[Stored items]
# # # #
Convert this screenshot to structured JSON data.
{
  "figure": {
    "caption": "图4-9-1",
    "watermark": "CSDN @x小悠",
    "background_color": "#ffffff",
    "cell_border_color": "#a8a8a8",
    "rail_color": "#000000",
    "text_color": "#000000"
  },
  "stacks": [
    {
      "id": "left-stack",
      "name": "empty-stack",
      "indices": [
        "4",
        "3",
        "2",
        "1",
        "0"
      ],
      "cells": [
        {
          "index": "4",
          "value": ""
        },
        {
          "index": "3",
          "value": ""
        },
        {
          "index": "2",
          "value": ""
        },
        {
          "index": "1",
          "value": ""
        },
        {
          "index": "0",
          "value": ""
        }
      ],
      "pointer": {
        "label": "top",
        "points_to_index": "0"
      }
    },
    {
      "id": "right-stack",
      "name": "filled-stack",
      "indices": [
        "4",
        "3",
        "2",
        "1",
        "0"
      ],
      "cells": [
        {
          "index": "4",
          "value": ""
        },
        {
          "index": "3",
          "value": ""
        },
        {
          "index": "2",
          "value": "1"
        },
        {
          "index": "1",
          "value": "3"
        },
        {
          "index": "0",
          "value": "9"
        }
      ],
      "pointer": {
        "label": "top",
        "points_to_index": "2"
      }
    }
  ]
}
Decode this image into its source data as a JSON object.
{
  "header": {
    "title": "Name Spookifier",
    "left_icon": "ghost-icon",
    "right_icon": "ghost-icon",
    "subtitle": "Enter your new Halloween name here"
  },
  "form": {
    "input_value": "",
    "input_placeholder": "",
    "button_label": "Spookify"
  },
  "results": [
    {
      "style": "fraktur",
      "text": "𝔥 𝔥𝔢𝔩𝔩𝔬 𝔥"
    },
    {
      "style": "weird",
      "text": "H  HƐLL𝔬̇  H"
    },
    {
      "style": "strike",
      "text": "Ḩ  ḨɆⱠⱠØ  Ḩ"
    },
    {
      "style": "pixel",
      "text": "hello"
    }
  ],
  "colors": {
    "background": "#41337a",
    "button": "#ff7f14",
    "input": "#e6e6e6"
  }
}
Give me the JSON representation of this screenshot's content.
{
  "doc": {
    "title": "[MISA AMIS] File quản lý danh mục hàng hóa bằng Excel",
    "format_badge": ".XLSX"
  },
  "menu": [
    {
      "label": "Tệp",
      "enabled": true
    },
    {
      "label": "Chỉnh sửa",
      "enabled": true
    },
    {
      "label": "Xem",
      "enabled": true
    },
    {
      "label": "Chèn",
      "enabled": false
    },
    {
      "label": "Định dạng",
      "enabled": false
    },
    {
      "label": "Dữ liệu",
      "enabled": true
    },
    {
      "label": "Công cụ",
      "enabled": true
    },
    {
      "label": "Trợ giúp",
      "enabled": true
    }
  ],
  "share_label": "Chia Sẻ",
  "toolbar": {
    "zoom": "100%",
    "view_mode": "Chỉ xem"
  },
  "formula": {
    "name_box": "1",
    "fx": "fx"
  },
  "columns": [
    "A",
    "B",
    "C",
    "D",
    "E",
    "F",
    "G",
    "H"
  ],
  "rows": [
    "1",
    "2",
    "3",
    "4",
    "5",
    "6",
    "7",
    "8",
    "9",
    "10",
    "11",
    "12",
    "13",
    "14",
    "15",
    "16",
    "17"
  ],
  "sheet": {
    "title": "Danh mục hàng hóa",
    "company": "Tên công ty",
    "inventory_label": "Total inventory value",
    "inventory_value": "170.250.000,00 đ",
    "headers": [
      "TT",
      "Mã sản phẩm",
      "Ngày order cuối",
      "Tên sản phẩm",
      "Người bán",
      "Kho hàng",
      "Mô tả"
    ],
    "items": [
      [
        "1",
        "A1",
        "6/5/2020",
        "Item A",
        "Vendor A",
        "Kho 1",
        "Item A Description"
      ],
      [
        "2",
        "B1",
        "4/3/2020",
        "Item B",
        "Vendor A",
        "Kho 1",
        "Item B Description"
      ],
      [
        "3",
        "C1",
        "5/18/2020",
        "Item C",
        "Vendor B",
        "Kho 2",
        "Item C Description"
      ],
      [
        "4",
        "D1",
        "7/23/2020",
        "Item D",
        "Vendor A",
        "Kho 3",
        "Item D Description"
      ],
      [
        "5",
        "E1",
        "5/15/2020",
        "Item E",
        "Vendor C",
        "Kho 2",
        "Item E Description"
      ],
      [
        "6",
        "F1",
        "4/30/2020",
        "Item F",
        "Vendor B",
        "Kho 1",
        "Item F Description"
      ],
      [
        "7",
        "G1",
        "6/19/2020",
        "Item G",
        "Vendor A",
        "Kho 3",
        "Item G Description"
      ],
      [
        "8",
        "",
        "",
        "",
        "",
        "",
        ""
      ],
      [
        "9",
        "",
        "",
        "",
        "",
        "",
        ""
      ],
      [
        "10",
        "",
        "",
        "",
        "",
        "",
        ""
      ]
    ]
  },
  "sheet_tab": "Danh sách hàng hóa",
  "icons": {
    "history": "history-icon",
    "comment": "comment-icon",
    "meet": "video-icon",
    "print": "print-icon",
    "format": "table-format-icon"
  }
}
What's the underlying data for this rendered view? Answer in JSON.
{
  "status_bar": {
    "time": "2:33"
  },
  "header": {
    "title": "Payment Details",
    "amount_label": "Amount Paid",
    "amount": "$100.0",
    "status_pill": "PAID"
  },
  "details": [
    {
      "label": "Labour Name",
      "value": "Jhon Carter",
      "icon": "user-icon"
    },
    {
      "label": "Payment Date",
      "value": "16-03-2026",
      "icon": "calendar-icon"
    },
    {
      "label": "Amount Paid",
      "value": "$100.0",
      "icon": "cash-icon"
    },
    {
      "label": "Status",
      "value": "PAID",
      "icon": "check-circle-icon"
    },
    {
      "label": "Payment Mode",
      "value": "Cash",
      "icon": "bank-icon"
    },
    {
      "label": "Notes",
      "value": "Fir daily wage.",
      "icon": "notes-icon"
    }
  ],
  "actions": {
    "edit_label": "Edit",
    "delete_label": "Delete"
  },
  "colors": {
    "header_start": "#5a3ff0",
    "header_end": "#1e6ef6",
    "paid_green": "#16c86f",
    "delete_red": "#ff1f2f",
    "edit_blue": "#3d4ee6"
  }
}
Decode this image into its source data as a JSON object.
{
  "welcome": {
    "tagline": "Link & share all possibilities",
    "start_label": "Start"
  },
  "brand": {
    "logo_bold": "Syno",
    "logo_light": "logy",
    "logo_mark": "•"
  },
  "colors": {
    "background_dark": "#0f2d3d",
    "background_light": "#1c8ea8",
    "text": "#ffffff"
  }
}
# # # #
| WRITTEN INSTRUCTION |
Here, the records must be output exactly and in full.

| WRITTEN REPLY |
Convert this screenshot to structured JSON data.
{
  "figure": {
    "caption": "图4-9-1",
    "watermark": "CSDN @x小悠",
    "background_color": "#ffffff",
    "cell_border_color": "#a8a8a8",
    "rail_color": "#000000",
    "text_color": "#000000"
  },
  "stacks": [
    {
      "id": "left-stack",
      "name": "empty-stack",
      "indices": [
        "4",
        "3",
        "2",
        "1",
        "0"
      ],
      "cells": [
        {
          "index": "4",
          "value": ""
        },
        {
          "index": "3",
          "value": ""
        },
        {
          "index": "2",
          "value": ""
        },
        {
          "index": "1",
          "value": ""
        },
        {
          "index": "0",
          "value": ""
        }
      ],
      "pointer": {
        "label": "top",
        "points_to_index": "0"
      }
    },
    {
      "id": "right-stack",
      "name": "filled-stack",
      "indices": [
        "4",
        "3",
        "2",
        "1",
        "0"
      ],
      "cells": [
        {
          "index": "4",
          "value": ""
        },
        {
          "index": "3",
          "value": ""
        },
        {
          "index": "2",
          "value": "1"
        },
        {
          "index": "1",
          "value": "3"
        },
        {
          "index": "0",
          "value": "9"
        }
      ],
      "pointer": {
        "label": "top",
        "points_to_index": "2"
      }
    }
  ]
}
Decode this image into its source data as a JSON object.
{
  "header": {
    "title": "Name Spookifier",
    "left_icon": "ghost-icon",
    "right_icon": "ghost-icon",
    "subtitle": "Enter your new Halloween name here"
  },
  "form": {
    "input_value": "",
    "input_placeholder": "",
    "button_label": "Spookify"
  },
  "results": [
    {
      "style": "fraktur",
      "text": "𝔥 𝔥𝔢𝔩𝔩𝔬 𝔥"
    },
    {
      "style": "weird",
      "text": "H  HƐLL𝔬̇  H"
    },
    {
      "style": "strike",
      "text": "Ḩ  ḨɆⱠⱠØ  Ḩ"
    },
    {
      "style": "pixel",
      "text": "hello"
    }
  ],
  "colors": {
    "background": "#41337a",
    "button": "#ff7f14",
    "input": "#e6e6e6"
  }
}
Give me the JSON representation of this screenshot's content.
{
  "doc": {
    "title": "[MISA AMIS] File quản lý danh mục hàng hóa bằng Excel",
    "format_badge": ".XLSX"
  },
  "menu": [
    {
      "label": "Tệp",
      "enabled": true
    },
    {
      "label": "Chỉnh sửa",
      "enabled": true
    },
    {
      "label": "Xem",
      "enabled": true
    },
    {
      "label": "Chèn",
      "enabled": false
    },
    {
      "label": "Định dạng",
      "enabled": false
    },
    {
      "label": "Dữ liệu",
      "enabled": true
    },
    {
      "label": "Công cụ",
      "enabled": true
    },
    {
      "label": "Trợ giúp",
      "enabled": true
    }
  ],
  "share_label": "Chia Sẻ",
  "toolbar": {
    "zoom": "100%",
    "view_mode": "Chỉ xem"
  },
  "formula": {
    "name_box": "1",
    "fx": "fx"
  },
  "columns": [
    "A",
    "B",
    "C",
    "D",
    "E",
    "F",
    "G",
    "H"
  ],
  "rows": [
    "1",
    "2",
    "3",
    "4",
    "5",
    "6",
    "7",
    "8",
    "9",
    "10",
    "11",
    "12",
    "13",
    "14",
    "15",
    "16",
    "17"
  ],
  "sheet": {
    "title": "Danh mục hàng hóa",
    "company": "Tên công ty",
    "inventory_label": "Total inventory value",
    "inventory_value": "170.250.000,00 đ",
    "headers": [
      "TT",
      "Mã sản phẩm",
      "Ngày order cuối",
      "Tên sản phẩm",
      "Người bán",
      "Kho hàng",
      "Mô tả"
    ],
    "items": [
      [
        "1",
        "A1",
        "6/5/2020",
        "Item A",
        "Vendor A",
        "Kho 1",
        "Item A Description"
      ],
      [
        "2",
        "B1",
        "4/3/2020",
        "Item B",
        "Vendor A",
        "Kho 1",
        "Item B Description"
      ],
      [
        "3",
        "C1",
        "5/18/2020",
        "Item C",
        "Vendor B",
        "Kho 2",
        "Item C Description"
      ],
      [
        "4",
        "D1",
        "7/23/2020",
        "Item D",
        "Vendor A",
        "Kho 3",
        "Item D Description"
      ],
      [
        "5",
        "E1",
        "5/15/2020",
        "Item E",
        "Vendor C",
        "Kho 2",
        "Item E Description"
      ],
      [
        "6",
        "F1",
        "4/30/2020",
        "Item F",
        "Vendor B",
        "Kho 1",
        "Item F Description"
      ],
      [
        "7",
        "G1",
        "6/19/2020",
        "Item G",
        "Vendor A",
        "Kho 3",
        "Item G Description"
      ],
      [
        "8",
        "",
        "",
        "",
        "",
        "",
        ""
      ],
      [
        "9",
        "",
        "",
        "",
        "",
        "",
        ""
      ],
      [
        "10",
        "",
        "",
        "",
        "",
        "",
        ""
      ]
    ]
  },
  "sheet_tab": "Danh sách hàng hóa",
  "icons": {
    "history": "history-icon",
    "comment": "comment-icon",
    "meet": "video-icon",
    "print": "print-icon",
    "format": "table-format-icon"
  }
}
What's the underlying data for this rendered view? Answer in JSON.
{
  "status_bar": {
    "time": "2:33"
  },
  "header": {
    "title": "Payment Details",
    "amount_label": "Amount Paid",
    "amount": "$100.0",
    "status_pill": "PAID"
  },
  "details": [
    {
      "label": "Labour Name",
      "value": "Jhon Carter",
      "icon": "user-icon"
    },
    {
      "label": "Payment Date",
      "value": "16-03-2026",
      "icon": "calendar-icon"
    },
    {
      "label": "Amount Paid",
      "value": "$100.0",
      "icon": "cash-icon"
    },
    {
      "label": "Status",
      "value": "PAID",
      "icon": "check-circle-icon"
    },
    {
      "label": "Payment Mode",
      "value": "Cash",
      "icon": "bank-icon"
    },
    {
      "label": "Notes",
      "value": "Fir daily wage.",
      "icon": "notes-icon"
    }
  ],
  "actions": {
    "edit_label": "Edit",
    "delete_label": "Delete"
  },
  "colors": {
    "header_start": "#5a3ff0",
    "header_end": "#1e6ef6",
    "paid_green": "#16c86f",
    "delete_red": "#ff1f2f",
    "edit_blue": "#3d4ee6"
  }
}
Decode this image into its source data as a JSON object.
{
  "welcome": {
    "tagline": "Link & share all possibilities",
    "start_label": "Start"
  },
  "brand": {
    "logo_bold": "Syno",
    "logo_light": "logy",
    "logo_mark": "•"
  },
  "colors": {
    "background_dark": "#0f2d3d",
    "background_light": "#1c8ea8",
    "text": "#ffffff"
  }
}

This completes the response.